§ **What needs to be done**
Retype the data below without altering anything.

## BEGIN Material

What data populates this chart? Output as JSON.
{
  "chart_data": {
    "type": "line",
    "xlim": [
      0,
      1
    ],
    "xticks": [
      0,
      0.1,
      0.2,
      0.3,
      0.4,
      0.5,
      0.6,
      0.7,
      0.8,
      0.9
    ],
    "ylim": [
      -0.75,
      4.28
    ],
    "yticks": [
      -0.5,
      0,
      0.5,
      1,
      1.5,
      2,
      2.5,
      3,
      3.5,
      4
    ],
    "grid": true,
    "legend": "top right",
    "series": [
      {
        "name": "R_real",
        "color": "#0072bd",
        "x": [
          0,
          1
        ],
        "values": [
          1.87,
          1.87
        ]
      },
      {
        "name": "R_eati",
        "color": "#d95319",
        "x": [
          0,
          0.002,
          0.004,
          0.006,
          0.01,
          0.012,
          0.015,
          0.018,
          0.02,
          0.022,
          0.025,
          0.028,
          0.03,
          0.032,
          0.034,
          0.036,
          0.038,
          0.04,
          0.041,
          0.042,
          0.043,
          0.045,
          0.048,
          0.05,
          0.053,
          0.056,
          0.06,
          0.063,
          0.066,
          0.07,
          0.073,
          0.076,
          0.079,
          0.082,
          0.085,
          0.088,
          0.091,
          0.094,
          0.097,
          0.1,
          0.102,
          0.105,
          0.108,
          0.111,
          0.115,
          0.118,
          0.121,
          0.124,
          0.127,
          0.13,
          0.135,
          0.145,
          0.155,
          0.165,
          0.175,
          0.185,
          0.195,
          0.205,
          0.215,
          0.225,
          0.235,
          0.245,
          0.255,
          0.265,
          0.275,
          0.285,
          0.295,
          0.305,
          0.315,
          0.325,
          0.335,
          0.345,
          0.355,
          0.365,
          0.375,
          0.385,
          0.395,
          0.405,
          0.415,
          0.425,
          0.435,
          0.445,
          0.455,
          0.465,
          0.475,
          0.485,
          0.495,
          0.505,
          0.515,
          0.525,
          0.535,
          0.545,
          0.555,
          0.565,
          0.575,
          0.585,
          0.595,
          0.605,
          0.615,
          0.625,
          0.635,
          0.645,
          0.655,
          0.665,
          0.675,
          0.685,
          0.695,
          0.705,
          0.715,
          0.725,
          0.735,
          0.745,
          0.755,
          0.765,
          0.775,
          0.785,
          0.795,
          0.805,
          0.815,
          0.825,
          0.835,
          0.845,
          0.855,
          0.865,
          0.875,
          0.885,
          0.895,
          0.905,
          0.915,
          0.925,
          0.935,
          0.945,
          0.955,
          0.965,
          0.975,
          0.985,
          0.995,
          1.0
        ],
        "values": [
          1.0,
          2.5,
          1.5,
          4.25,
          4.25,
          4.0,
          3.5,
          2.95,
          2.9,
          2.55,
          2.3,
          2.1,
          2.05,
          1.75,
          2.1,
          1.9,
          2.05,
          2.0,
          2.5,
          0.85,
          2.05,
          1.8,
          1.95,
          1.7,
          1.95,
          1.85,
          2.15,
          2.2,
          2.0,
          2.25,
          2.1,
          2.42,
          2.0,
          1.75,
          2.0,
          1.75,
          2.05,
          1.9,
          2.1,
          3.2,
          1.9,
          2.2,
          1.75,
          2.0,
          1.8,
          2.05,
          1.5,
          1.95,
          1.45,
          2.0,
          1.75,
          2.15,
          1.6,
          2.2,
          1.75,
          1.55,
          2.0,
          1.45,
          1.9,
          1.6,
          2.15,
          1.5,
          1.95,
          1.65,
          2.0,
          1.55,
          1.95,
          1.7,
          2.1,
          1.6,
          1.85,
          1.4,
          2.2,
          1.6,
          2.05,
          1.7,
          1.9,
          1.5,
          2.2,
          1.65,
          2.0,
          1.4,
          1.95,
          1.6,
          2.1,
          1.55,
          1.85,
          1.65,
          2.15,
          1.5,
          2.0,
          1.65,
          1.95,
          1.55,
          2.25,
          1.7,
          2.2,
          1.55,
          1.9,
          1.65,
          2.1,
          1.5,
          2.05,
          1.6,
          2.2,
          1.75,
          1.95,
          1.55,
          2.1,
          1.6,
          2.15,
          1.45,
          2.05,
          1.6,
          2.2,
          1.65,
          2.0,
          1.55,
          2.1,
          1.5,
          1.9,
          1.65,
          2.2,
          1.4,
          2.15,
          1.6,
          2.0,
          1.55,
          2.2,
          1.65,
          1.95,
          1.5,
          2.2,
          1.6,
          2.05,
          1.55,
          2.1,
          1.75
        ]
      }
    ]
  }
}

## END Material

§ **Output below**
What data populates this chart? Output as JSON.
{
  "chart_data": {
    "type": "line",
    "xlim": [
      0,
      1
    ],
    "xticks": [
      0,
      0.1,
      0.2,
      0.3,
      0.4,
      0.5,
      0.6,
      0.7,
      0.8,
      0.9
    ],
    "ylim": [
      -0.75,
      4.28
    ],
    "yticks": [
      -0.5,
      0,
      0.5,
      1,
      1.5,
      2,
      2.5,
      3,
      3.5,
      4
    ],
    "grid": true,
    "legend": "top right",
    "series": [
      {
        "name": "R_real",
        "color": "#0072bd",
        "x": [
          0,
          1
        ],
        "values": [
          1.87,
          1.87
        ]
      },
      {
        "name": "R_eati",
        "color": "#d95319",
        "x": [
          0,
          0.002,
          0.004,
          0.006,
          0.01,
          0.012,
          0.015,
          0.018,
          0.02,
          0.022,
          0.025,
          0.028,
          0.03,
          0.032,
          0.034,
          0.036,
          0.038,
          0.04,
          0.041,
          0.042,
          0.043,
          0.045,
          0.048,
          0.05,
          0.053,
          0.056,
          0.06,
          0.063,
          0.066,
          0.07,
          0.073,
          0.076,
          0.079,
          0.082,
          0.085,
          0.088,
          0.091,
          0.094,
          0.097,
          0.1,
          0.102,
          0.105,
          0.108,
          0.111,
          0.115,
          0.118,
          0.121,
          0.124,
          0.127,
          0.13,
          0.135,
          0.145,
          0.155,
          0.165,
          0.175,
          0.185,
          0.195,
          0.205,
          0.215,
          0.225,
          0.235,
          0.245,
          0.255,
          0.265,
          0.275,
          0.285,
          0.295,
          0.305,
          0.315,
          0.325,
          0.335,
          0.345,
          0.355,
          0.365,
          0.375,
          0.385,
          0.395,
          0.405,
          0.415,
          0.425,
          0.435,
          0.445,
          0.455,
          0.465,
          0.475,
          0.485,
          0.495,
          0.505,
          0.515,
          0.525,
          0.535,
          0.545,
          0.555,
          0.565,
          0.575,
          0.585,
          0.595,
          0.605,
          0.615,
          0.625,
          0.635,
          0.645,
          0.655,
          0.665,
          0.675,
          0.685,
          0.695,
          0.705,
          0.715,
          0.725,
          0.735,
          0.745,
          0.755,
          0.765,
          0.775,
          0.785,
          0.795,
          0.805,
          0.815,
          0.825,
          0.835,
          0.845,
          0.855,
          0.865,
          0.875,
          0.885,
          0.895,
          0.905,
          0.915,
          0.925,
          0.935,
          0.945,
          0.955,
          0.965,
          0.975,
          0.985,
          0.995,
          1.0
        ],
        "values": [
          1.0,
          2.5,
          1.5,
          4.25,
          4.25,
          4.0,
          3.5,
          2.95,
          2.9,
          2.55,
          2.3,
          2.1,
          2.05,
          1.75,
          2.1,
          1.9,
          2.05,
          2.0,
          2.5,
          0.85,
          2.05,
          1.8,
          1.95,
          1.7,
          1.95,
          1.85,
          2.15,
          2.2,
          2.0,
          2.25,
          2.1,
          2.42,
          2.0,
          1.75,
          2.0,
          1.75,
          2.05,
          1.9,
          2.1,
          3.2,
          1.9,
          2.2,
          1.75,
          2.0,
          1.8,
          2.05,
          1.5,
          1.95,
          1.45,
          2.0,
          1.75,
          2.15,
          1.6,
          2.2,
          1.75,
          1.55,
          2.0,
          1.45,
          1.9,
          1.6,
          2.15,
          1.5,
          1.95,
          1.65,
          2.0,
          1.55,
          1.95,
          1.7,
          2.1,
          1.6,
          1.85,
          1.4,
          2.2,
          1.6,
          2.05,
          1.7,
          1.9,
          1.5,
          2.2,
          1.65,
          2.0,
          1.4,
          1.95,
          1.6,
          2.1,
          1.55,
          1.85,
          1.65,
          2.15,
          1.5,
          2.0,
          1.65,
          1.95,
          1.55,
          2.25,
          1.7,
          2.2,
          1.55,
          1.9,
          1.65,
          2.1,
          1.5,
          2.05,
          1.6,
          2.2,
          1.75,
          1.95,
          1.55,
          2.1,
          1.6,
          2.15,
          1.45,
          2.05,
          1.6,
          2.2,
          1.65,
          2.0,
          1.55,
          2.1,
          1.5,
          1.9,
          1.65,
          2.2,
          1.4,
          2.15,
          1.6,
          2.0,
          1.55,
          2.2,
          1.65,
          1.95,
          1.5,
          2.2,
          1.6,
          2.05,
          1.55,
          2.1,
          1.75
        ]
      }
    ]
  }
}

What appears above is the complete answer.